» **Task to complete**
Set down every entry again word for word, please, but skip the pictures.

» **Entries shown**
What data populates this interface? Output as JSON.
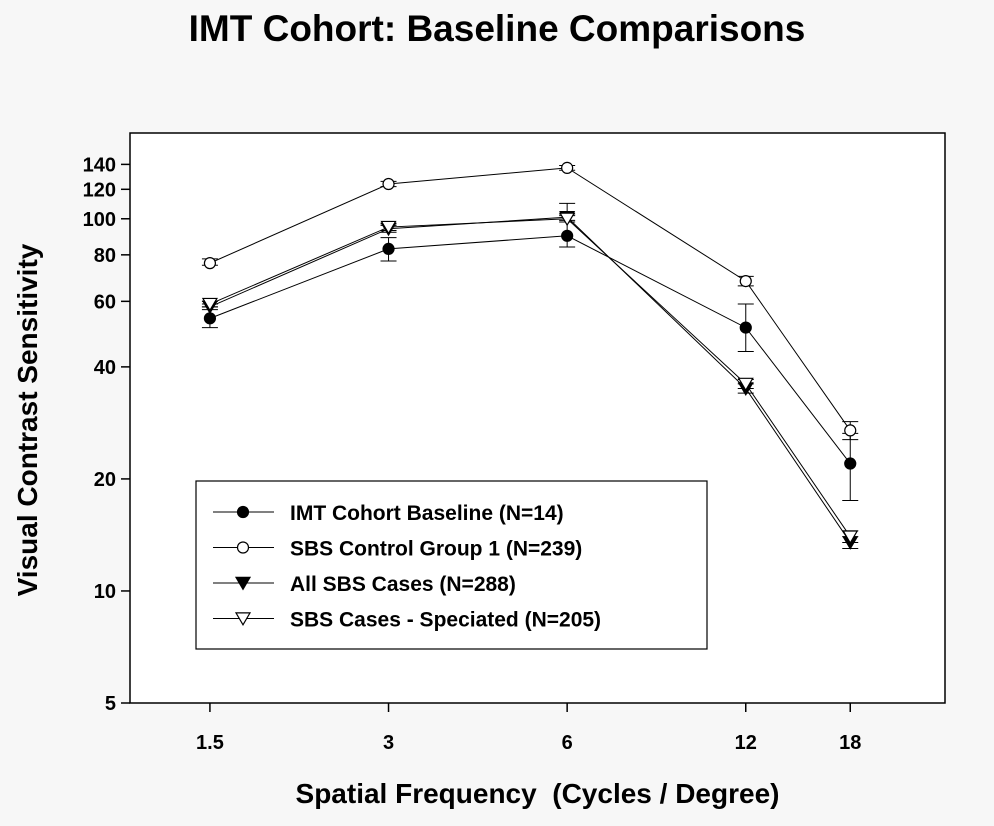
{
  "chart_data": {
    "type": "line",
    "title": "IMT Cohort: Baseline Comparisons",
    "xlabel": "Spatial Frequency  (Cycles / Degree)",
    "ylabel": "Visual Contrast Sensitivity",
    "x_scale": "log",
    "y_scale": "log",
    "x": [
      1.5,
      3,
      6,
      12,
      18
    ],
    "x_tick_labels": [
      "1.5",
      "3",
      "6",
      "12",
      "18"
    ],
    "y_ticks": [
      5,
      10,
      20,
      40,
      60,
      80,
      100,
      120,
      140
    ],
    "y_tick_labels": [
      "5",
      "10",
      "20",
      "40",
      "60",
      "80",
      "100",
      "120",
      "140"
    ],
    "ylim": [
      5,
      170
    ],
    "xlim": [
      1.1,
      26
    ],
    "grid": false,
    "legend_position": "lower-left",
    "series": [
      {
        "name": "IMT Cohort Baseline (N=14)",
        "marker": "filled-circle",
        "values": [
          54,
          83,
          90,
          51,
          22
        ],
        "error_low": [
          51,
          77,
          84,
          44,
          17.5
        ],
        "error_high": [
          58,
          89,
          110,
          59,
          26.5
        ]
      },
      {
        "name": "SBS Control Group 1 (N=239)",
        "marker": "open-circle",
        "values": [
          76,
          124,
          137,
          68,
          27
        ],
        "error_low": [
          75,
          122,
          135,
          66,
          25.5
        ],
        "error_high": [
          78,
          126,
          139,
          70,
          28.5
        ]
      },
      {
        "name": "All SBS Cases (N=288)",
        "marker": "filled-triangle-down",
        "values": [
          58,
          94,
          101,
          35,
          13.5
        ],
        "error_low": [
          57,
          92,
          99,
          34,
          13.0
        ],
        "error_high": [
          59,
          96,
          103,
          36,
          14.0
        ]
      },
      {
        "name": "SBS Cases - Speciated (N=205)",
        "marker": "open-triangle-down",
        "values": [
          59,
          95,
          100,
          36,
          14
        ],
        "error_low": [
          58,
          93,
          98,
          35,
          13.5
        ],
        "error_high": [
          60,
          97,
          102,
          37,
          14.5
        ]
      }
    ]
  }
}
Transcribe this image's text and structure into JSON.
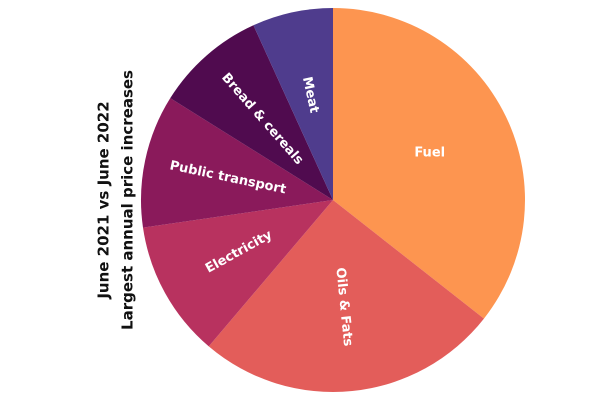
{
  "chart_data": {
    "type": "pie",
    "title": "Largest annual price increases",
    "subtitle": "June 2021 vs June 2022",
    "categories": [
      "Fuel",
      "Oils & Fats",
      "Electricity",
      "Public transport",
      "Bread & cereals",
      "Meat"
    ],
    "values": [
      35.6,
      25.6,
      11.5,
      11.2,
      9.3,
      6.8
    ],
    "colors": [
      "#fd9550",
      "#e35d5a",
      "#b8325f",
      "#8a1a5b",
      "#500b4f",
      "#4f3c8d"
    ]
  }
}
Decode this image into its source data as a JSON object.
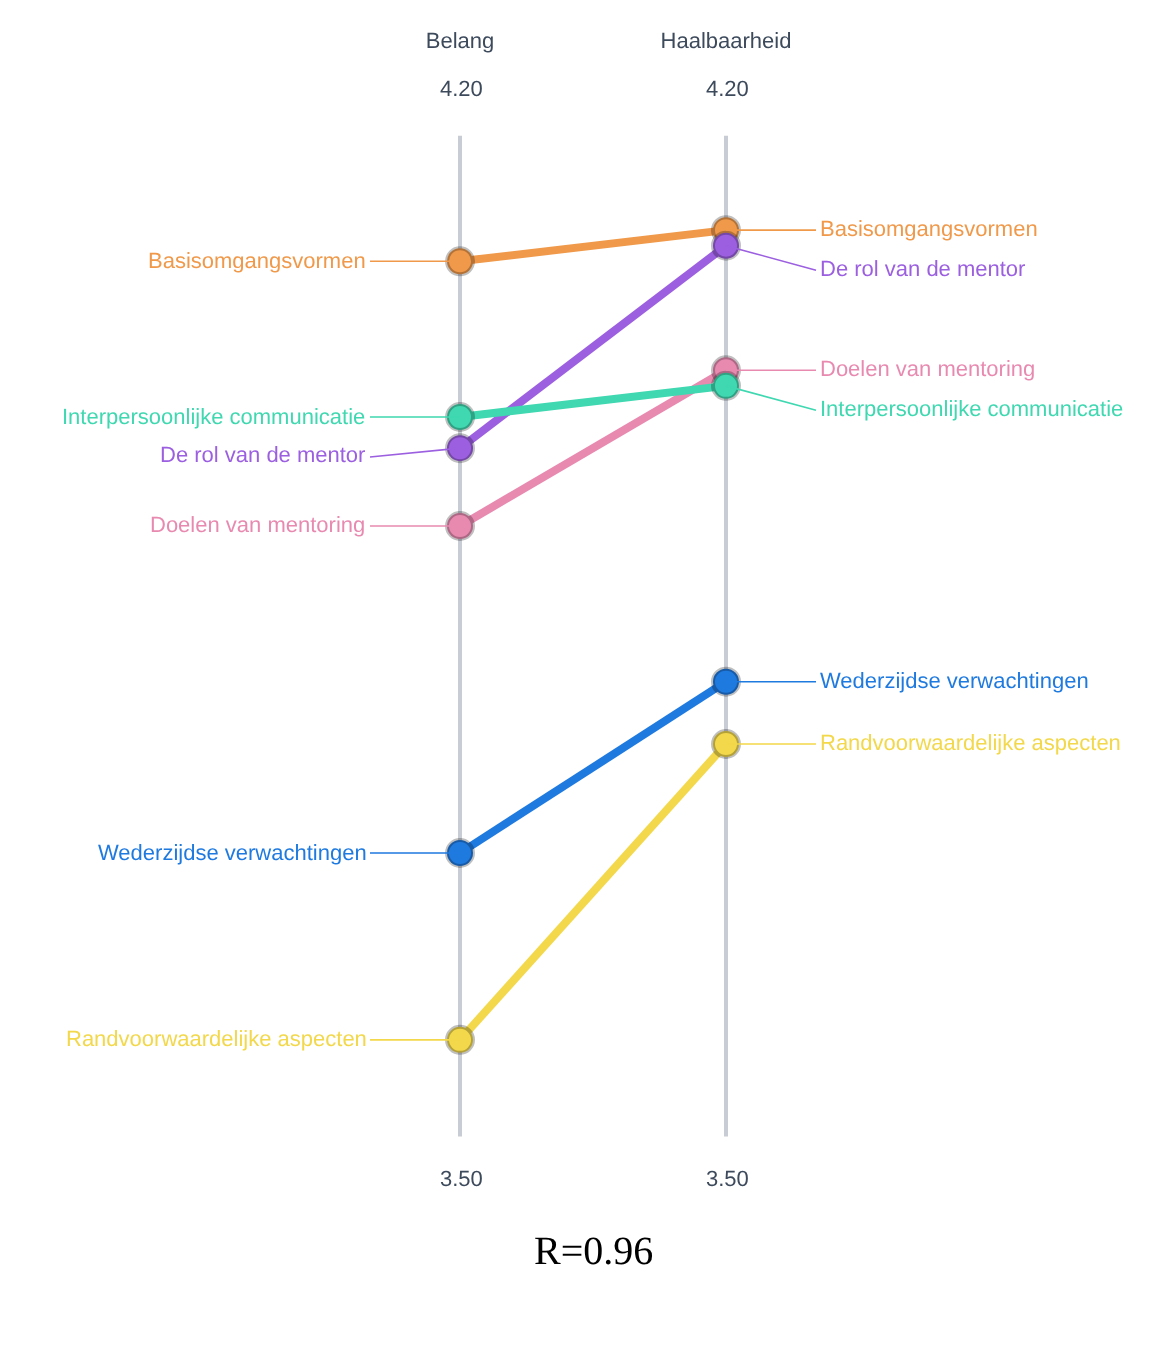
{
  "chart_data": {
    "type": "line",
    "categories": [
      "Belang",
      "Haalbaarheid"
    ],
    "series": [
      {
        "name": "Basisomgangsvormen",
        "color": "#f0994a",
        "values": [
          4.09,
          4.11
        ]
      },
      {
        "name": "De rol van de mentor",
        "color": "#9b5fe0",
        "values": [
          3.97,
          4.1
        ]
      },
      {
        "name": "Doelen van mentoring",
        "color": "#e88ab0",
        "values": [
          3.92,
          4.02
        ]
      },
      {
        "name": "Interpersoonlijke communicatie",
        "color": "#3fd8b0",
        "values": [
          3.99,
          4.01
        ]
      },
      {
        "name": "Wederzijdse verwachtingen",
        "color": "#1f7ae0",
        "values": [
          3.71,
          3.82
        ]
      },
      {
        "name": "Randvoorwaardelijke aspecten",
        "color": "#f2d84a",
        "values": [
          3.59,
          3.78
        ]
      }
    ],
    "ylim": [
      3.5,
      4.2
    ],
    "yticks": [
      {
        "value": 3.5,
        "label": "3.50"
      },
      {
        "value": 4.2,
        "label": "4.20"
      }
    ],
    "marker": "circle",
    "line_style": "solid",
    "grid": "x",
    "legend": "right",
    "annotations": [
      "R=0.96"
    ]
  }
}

» **Task answer**
What data populates this interface? Output as JSON.
{
  "chart_data": {
    "type": "line",
    "title": "IMT Cohort: Baseline Comparisons",
    "xlabel": "Spatial Frequency  (Cycles / Degree)",
    "ylabel": "Visual Contrast Sensitivity",
    "x_scale": "log",
    "y_scale": "log",
    "x": [
      1.5,
      3,
      6,
      12,
      18
    ],
    "x_tick_labels": [
      "1.5",
      "3",
      "6",
      "12",
      "18"
    ],
    "y_ticks": [
      5,
      10,
      20,
      40,
      60,
      80,
      100,
      120,
      140
    ],
    "y_tick_labels": [
      "5",
      "10",
      "20",
      "40",
      "60",
      "80",
      "100",
      "120",
      "140"
    ],
    "ylim": [
      5,
      170
    ],
    "xlim": [
      1.1,
      26
    ],
    "grid": false,
    "legend_position": "lower-left",
    "series": [
      {
        "name": "IMT Cohort Baseline (N=14)",
        "marker": "filled-circle",
        "values": [
          54,
          83,
          90,
          51,
          22
        ],
        "error_low": [
          51,
          77,
          84,
          44,
          17.5
        ],
        "error_high": [
          58,
          89,
          110,
          59,
          26.5
        ]
      },
      {
        "name": "SBS Control Group 1 (N=239)",
        "marker": "open-circle",
        "values": [
          76,
          124,
          137,
          68,
          27
        ],
        "error_low": [
          75,
          122,
          135,
          66,
          25.5
        ],
        "error_high": [
          78,
          126,
          139,
          70,
          28.5
        ]
      },
      {
        "name": "All SBS Cases (N=288)",
        "marker": "filled-triangle-down",
        "values": [
          58,
          94,
          101,
          35,
          13.5
        ],
        "error_low": [
          57,
          92,
          99,
          34,
          13.0
        ],
        "error_high": [
          59,
          96,
          103,
          36,
          14.0
        ]
      },
      {
        "name": "SBS Cases - Speciated (N=205)",
        "marker": "open-triangle-down",
        "values": [
          59,
          95,
          100,
          36,
          14
        ],
        "error_low": [
          58,
          93,
          98,
          35,
          13.5
        ],
        "error_high": [
          60,
          97,
          102,
          37,
          14.5
        ]
      }
    ]
  }
}
Transcribe this image's text and structure into JSON.
{
  "chart_data": {
    "type": "pie",
    "title": "Largest annual price increases",
    "subtitle": "June 2021 vs June 2022",
    "categories": [
      "Fuel",
      "Oils & Fats",
      "Electricity",
      "Public transport",
      "Bread & cereals",
      "Meat"
    ],
    "values": [
      35.6,
      25.6,
      11.5,
      11.2,
      9.3,
      6.8
    ],
    "colors": [
      "#fd9550",
      "#e35d5a",
      "#b8325f",
      "#8a1a5b",
      "#500b4f",
      "#4f3c8d"
    ]
  }
}
Decode this image into its source data as a JSON object.
{
  "chart_data": {
    "type": "line",
    "categories": [
      "Belang",
      "Haalbaarheid"
    ],
    "series": [
      {
        "name": "Basisomgangsvormen",
        "color": "#f0994a",
        "values": [
          4.09,
          4.11
        ]
      },
      {
        "name": "De rol van de mentor",
        "color": "#9b5fe0",
        "values": [
          3.97,
          4.1
        ]
      },
      {
        "name": "Doelen van mentoring",
        "color": "#e88ab0",
        "values": [
          3.92,
          4.02
        ]
      },
      {
        "name": "Interpersoonlijke communicatie",
        "color": "#3fd8b0",
        "values": [
          3.99,
          4.01
        ]
      },
      {
        "name": "Wederzijdse verwachtingen",
        "color": "#1f7ae0",
        "values": [
          3.71,
          3.82
        ]
      },
      {
        "name": "Randvoorwaardelijke aspecten",
        "color": "#f2d84a",
        "values": [
          3.59,
          3.78
        ]
      }
    ],
    "ylim": [
      3.5,
      4.2
    ],
    "yticks": [
      {
        "value": 3.5,
        "label": "3.50"
      },
      {
        "value": 4.2,
        "label": "4.20"
      }
    ],
    "marker": "circle",
    "line_style": "solid",
    "grid": "x",
    "legend": "right",
    "annotations": [
      "R=0.96"
    ]
  }
}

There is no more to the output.